» **WHAT NEEDS TO BE DONE**
Reproduce word for word the stretch of the circuit comments below that starts at "Dude you are" and stops after "not always practical.".

Dude you are amazing. Also, the new layout with the circuits on the big screen and you in the small really makes the content experience a lot better. Keep up the great work.
It is a great circuit. I used it many years ago to completely get rid of any audible hum in an OP-amp power supply. That power supply was just a bridge rectifier and an electrolytic cap and then a capacitance multiplier.
I have never heard of this circuit before, actually, so thanks for the introduction. It looks best for providing filtering of substantial currents at low frequencies. Nice one Fesz!
Indeed, it does not make sense at high frequencies, since an LC filter would have fewer losses, but at low frequencies having a huge capacitor is not always practical.
Very nice tutorial.Would be nice to know how to size the components for a high voltage supply , 1kV perhaps with some simulation of the load current. Thanks !
Instead of adding a resistor in // with the capacitor, can't we use a PN diode in series with the resistor to drop the base voltage by 0.6V . The advantage is that you have a fixed offset independently of the average input voltage.

» **DATASET EXCERPTS**
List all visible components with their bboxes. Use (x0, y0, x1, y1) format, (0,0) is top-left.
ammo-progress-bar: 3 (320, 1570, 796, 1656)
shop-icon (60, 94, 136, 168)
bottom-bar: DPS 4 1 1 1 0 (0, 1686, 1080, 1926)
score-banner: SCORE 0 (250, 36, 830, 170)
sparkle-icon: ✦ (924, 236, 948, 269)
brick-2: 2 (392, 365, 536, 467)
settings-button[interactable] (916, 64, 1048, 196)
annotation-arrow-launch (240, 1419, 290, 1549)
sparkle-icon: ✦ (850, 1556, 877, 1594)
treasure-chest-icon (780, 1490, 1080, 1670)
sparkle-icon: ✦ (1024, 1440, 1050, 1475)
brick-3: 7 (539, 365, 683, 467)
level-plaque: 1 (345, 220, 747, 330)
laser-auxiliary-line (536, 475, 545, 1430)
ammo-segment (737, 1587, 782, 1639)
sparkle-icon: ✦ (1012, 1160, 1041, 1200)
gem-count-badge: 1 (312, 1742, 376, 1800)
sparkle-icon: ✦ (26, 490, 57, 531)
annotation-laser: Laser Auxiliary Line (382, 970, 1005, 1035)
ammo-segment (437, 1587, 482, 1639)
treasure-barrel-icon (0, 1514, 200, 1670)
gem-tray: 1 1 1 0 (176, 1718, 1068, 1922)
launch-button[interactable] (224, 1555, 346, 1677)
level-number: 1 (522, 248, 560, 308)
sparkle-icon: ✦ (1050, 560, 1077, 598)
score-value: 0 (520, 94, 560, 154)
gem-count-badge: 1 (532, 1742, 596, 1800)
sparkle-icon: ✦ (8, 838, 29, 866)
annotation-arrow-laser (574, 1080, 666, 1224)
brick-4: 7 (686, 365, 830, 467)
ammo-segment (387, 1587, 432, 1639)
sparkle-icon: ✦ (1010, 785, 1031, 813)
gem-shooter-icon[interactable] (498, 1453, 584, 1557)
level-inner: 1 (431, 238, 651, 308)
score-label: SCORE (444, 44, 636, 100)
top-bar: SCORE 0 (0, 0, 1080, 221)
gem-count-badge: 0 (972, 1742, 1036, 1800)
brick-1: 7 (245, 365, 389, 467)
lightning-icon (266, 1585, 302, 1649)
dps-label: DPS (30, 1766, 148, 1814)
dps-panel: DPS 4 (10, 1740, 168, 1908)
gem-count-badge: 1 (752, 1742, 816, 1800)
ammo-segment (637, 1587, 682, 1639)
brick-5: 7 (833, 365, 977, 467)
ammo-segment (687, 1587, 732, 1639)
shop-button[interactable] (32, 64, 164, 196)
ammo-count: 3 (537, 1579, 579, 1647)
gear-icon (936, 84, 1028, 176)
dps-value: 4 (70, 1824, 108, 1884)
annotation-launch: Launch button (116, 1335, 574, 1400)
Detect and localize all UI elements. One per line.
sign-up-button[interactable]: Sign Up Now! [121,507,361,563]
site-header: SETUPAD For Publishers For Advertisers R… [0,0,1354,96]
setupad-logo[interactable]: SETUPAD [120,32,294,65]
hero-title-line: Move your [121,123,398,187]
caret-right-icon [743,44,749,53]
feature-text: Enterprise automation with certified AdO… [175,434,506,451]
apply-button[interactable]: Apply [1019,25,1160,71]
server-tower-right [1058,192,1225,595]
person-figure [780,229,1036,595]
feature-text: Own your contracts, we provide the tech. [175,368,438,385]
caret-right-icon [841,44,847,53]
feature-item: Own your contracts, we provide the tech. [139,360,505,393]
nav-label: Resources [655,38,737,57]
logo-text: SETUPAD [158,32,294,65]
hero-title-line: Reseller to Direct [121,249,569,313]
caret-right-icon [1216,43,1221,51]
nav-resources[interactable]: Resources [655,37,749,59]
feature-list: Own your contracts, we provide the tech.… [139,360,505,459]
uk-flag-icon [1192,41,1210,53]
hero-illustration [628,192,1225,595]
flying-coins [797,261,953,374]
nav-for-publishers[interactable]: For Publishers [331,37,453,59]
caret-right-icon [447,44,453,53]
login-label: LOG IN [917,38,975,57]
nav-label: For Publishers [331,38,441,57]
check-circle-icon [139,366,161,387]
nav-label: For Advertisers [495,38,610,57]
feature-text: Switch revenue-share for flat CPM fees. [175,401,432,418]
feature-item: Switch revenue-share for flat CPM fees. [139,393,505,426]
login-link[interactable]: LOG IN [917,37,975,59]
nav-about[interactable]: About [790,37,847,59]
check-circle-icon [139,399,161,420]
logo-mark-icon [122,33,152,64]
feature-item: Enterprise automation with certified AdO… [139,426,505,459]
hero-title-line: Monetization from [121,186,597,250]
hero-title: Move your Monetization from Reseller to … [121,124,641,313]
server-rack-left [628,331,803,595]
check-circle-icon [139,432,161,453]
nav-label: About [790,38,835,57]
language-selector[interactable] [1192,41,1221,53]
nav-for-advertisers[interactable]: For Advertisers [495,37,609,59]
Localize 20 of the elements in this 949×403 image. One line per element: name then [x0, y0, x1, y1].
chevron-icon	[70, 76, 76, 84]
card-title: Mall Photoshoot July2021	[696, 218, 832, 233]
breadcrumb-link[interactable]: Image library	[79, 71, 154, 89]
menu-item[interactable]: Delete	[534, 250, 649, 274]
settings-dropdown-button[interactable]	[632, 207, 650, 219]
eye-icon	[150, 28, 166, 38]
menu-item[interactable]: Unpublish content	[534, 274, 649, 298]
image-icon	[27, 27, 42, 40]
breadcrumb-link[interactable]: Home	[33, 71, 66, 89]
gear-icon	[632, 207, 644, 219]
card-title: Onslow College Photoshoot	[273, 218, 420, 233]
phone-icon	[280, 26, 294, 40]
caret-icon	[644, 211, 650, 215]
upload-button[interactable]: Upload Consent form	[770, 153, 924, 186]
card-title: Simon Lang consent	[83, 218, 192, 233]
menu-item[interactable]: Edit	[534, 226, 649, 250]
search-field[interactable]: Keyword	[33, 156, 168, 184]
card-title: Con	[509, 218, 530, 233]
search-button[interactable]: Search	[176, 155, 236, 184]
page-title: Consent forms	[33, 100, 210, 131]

» **FINAL RESULT**
Dude you are amazing. Also, the new layout with the circuits on the big screen and you in the small really makes the content experience a lot better. Keep up the great work.
It is a great circuit. I used it many years ago to completely get rid of any audible hum in an OP-amp power supply. That power supply was just a bridge rectifier and an electrolytic cap and then a capacitance multiplier.
I have never heard of this circuit before, actually, so thanks for the introduction. It looks best for providing filtering of substantial currents at low frequencies. Nice one Fesz!
Indeed, it does not make sense at high frequencies, since an LC filter would have fewer losses, but at low frequencies having a huge capacitor is not always practical.